WHAT IS BEING ASKED:
Answer with a number only: how many lines of the data contain "akkori"?

DATA LINES:
• • • • • • •

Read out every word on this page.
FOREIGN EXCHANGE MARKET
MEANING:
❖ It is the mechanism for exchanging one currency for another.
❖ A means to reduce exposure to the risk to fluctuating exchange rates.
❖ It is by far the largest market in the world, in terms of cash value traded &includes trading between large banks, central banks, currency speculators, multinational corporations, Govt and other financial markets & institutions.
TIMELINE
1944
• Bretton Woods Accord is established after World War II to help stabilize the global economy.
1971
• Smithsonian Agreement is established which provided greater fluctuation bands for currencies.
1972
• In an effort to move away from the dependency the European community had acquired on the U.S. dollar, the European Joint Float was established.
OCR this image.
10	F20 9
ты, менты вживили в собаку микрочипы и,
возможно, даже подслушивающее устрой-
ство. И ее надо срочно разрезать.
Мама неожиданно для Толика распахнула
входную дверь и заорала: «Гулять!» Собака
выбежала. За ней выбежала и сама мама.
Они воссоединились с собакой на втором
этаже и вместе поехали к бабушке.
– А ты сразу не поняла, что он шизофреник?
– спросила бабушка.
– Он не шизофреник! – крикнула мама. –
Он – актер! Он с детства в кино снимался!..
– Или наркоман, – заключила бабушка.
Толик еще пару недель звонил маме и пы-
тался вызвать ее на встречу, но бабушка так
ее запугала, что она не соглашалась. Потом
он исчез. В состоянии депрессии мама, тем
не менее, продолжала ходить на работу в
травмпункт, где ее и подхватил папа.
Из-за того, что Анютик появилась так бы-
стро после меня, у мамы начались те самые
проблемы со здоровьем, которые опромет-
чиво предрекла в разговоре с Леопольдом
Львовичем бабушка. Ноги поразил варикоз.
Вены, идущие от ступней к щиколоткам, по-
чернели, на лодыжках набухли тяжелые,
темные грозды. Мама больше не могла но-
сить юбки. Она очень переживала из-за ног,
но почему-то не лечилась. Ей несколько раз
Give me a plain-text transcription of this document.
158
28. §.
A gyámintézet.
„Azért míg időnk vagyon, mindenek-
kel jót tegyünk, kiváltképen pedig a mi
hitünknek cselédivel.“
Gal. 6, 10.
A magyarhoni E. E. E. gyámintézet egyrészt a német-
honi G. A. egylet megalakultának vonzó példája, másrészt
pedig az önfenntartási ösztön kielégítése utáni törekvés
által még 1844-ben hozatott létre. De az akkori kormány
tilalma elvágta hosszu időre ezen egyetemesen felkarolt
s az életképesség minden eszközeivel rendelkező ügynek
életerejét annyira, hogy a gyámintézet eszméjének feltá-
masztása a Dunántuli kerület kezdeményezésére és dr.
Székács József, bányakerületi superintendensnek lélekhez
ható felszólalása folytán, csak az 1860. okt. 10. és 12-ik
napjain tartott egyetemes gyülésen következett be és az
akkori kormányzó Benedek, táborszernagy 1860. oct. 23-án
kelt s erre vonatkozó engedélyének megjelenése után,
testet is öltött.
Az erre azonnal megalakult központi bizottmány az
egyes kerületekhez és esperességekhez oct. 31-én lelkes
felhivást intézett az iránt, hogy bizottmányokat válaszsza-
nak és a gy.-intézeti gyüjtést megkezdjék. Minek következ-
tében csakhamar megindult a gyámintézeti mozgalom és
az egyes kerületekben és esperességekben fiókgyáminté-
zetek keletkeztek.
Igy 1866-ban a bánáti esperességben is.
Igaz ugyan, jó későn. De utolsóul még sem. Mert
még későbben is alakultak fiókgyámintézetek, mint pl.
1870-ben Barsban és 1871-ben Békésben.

• • • • • • •

FULL SOLUTION:
2